- **Aim**
Images are not part of the copy; write out the rest of the data exactly as given.

--- BEGIN Material to process ---

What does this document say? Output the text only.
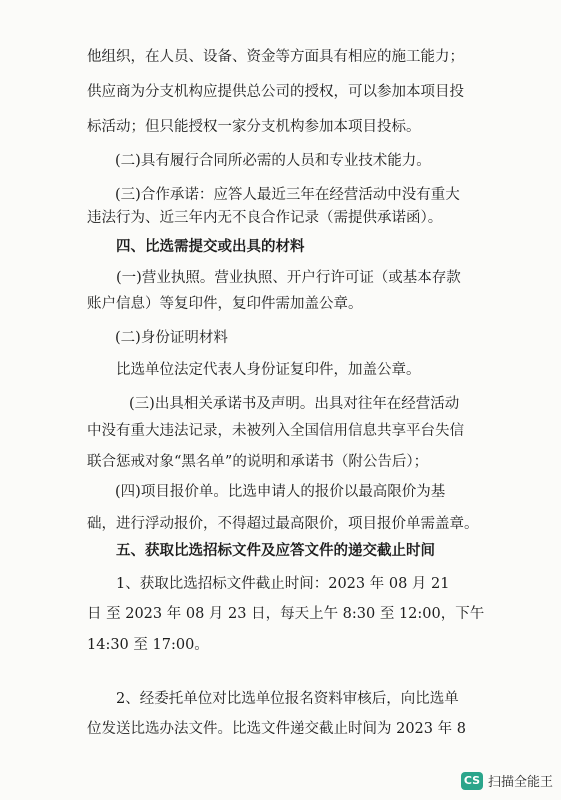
他组织，在人员、设备、资金等方面具有相应的施工能力；
供应商为分支机构应提供总公司的授权，可以参加本项目投
标活动；但只能授权一家分支机构参加本项目投标。
(二)具有履行合同所必需的人员和专业技术能力。
(三)合作承诺：应答人最近三年在经营活动中没有重大
违法行为、近三年内无不良合作记录（需提供承诺函）。
四、比选需提交或出具的材料
(一)营业执照。营业执照、开户行许可证（或基本存款
账户信息）等复印件，复印件需加盖公章。
(二)身份证明材料
比选单位法定代表人身份证复印件，加盖公章。
(三)出具相关承诺书及声明。出具对往年在经营活动
中没有重大违法记录，未被列入全国信用信息共享平台失信
联合惩戒对象“黑名单”的说明和承诺书（附公告后）；
(四)项目报价单。比选申请人的报价以最高限价为基
础，进行浮动报价，不得超过最高限价，项目报价单需盖章。
五、获取比选招标文件及应答文件的递交截止时间
1、获取比选招标文件截止时间：2023 年 08 月 21
日 至 2023 年 08 月 23 日，每天上午 8:30 至 12:00，下午
14:30 至 17:00。
2、经委托单位对比选单位报名资料审核后，向比选单
位发送比选办法文件。比选文件递交截止时间为 2023 年 8
CS 扫描全能王
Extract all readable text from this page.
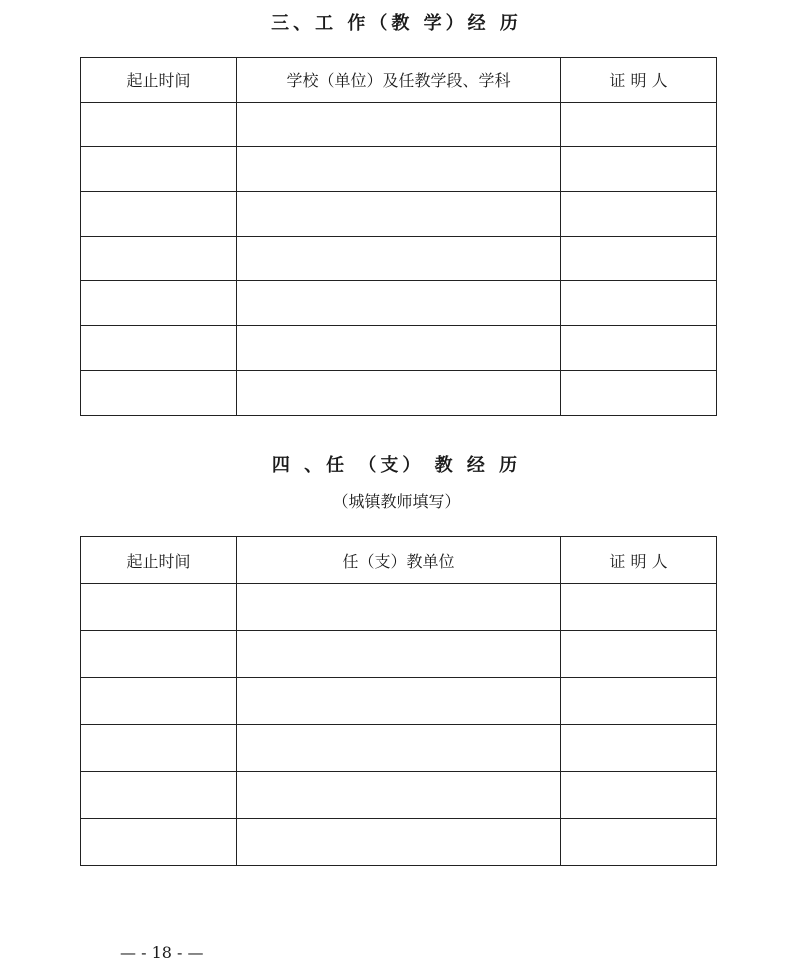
三、工 作（教 学）经 历
起止时间	学校（单位）及任教学段、学科	证 明 人

四 、任 （支） 教 经 历
（城镇教师填写）
起止时间	任（支）教单位	证 明 人

— - 18 - —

--- END Material to process ---

- **Written solution**
What does this document say? Output the text only.
他组织，在人员、设备、资金等方面具有相应的施工能力；
供应商为分支机构应提供总公司的授权，可以参加本项目投
标活动；但只能授权一家分支机构参加本项目投标。
(二)具有履行合同所必需的人员和专业技术能力。
(三)合作承诺：应答人最近三年在经营活动中没有重大
违法行为、近三年内无不良合作记录（需提供承诺函）。
四、比选需提交或出具的材料
(一)营业执照。营业执照、开户行许可证（或基本存款
账户信息）等复印件，复印件需加盖公章。
(二)身份证明材料
比选单位法定代表人身份证复印件，加盖公章。
(三)出具相关承诺书及声明。出具对往年在经营活动
中没有重大违法记录，未被列入全国信用信息共享平台失信
联合惩戒对象“黑名单”的说明和承诺书（附公告后）；
(四)项目报价单。比选申请人的报价以最高限价为基
础，进行浮动报价，不得超过最高限价，项目报价单需盖章。
五、获取比选招标文件及应答文件的递交截止时间
1、获取比选招标文件截止时间：2023 年 08 月 21
日 至 2023 年 08 月 23 日，每天上午 8:30 至 12:00，下午
14:30 至 17:00。
2、经委托单位对比选单位报名资料审核后，向比选单
位发送比选办法文件。比选文件递交截止时间为 2023 年 8
CS 扫描全能王
Extract all readable text from this page.
三、工 作（教 学）经 历
起止时间	学校（单位）及任教学段、学科	证 明 人

四 、任 （支） 教 经 历
（城镇教师填写）
起止时间	任（支）教单位	证 明 人

— - 18 - —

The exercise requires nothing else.